- GOAL OF THE EXERCISE -
Which lines below hold the word "seem"? Report each one.

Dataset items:
########################################

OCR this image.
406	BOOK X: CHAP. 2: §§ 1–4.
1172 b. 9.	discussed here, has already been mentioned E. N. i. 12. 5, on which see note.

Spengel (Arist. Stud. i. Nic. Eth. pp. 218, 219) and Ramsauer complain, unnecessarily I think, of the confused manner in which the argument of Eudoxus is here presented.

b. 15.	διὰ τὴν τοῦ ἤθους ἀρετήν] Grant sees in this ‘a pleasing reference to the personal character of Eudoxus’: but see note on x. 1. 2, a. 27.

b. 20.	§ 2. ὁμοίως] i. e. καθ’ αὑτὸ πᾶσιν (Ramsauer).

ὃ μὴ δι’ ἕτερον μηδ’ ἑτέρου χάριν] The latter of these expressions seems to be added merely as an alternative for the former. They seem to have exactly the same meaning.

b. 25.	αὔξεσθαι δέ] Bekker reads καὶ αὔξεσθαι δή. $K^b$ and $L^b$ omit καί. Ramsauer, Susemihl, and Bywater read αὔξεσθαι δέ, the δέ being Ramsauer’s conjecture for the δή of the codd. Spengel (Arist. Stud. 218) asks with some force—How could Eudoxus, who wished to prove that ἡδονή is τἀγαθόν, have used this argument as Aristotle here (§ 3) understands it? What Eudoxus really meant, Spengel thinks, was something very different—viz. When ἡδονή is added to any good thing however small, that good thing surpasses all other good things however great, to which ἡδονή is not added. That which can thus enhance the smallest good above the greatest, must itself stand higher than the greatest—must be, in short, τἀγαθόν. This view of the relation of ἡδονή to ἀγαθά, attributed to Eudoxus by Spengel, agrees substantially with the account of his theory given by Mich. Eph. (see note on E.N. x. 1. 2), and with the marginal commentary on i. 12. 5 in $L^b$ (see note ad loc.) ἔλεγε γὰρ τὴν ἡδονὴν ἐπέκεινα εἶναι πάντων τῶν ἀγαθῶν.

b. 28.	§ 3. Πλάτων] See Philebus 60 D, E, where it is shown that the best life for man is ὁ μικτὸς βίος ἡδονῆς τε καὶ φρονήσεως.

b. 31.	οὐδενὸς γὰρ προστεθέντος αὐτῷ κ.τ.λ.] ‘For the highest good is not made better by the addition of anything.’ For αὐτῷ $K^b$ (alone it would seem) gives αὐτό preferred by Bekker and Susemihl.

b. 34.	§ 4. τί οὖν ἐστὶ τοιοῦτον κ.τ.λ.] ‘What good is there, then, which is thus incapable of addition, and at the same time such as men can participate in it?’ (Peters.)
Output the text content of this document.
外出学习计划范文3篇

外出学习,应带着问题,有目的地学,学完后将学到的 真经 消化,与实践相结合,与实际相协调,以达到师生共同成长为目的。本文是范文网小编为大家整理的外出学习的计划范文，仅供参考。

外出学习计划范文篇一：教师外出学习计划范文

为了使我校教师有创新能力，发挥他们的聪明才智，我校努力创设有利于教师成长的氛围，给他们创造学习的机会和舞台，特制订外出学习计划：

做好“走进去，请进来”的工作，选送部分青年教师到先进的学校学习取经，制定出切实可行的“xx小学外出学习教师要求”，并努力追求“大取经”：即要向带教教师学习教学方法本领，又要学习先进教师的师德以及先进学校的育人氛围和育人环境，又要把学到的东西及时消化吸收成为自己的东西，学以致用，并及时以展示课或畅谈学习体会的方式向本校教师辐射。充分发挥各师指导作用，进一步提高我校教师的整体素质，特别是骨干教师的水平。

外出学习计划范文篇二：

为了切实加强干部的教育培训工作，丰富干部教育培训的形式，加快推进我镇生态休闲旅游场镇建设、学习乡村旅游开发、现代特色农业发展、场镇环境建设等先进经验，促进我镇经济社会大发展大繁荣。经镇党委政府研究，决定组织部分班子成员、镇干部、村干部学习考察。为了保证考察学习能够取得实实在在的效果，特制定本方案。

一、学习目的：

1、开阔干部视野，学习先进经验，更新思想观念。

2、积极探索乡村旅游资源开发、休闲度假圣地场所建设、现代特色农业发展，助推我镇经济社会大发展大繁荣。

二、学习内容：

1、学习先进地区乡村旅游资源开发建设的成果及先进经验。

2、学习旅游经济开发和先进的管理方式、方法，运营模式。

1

########################################

- FULL OUTPUT -
ὃ μὴ δι’ ἕτερον μηδ’ ἑτέρου χάριν] The latter of these expressions seems to be added merely as an alternative for the former. They seem to have exactly the same meaning.
b. 31.	οὐδενὸς γὰρ προστεθέντος αὐτῷ κ.τ.λ.] ‘For the highest good is not made better by the addition of anything.’ For αὐτῷ $K^b$ (alone it would seem) gives αὐτό preferred by Bekker and Susemihl.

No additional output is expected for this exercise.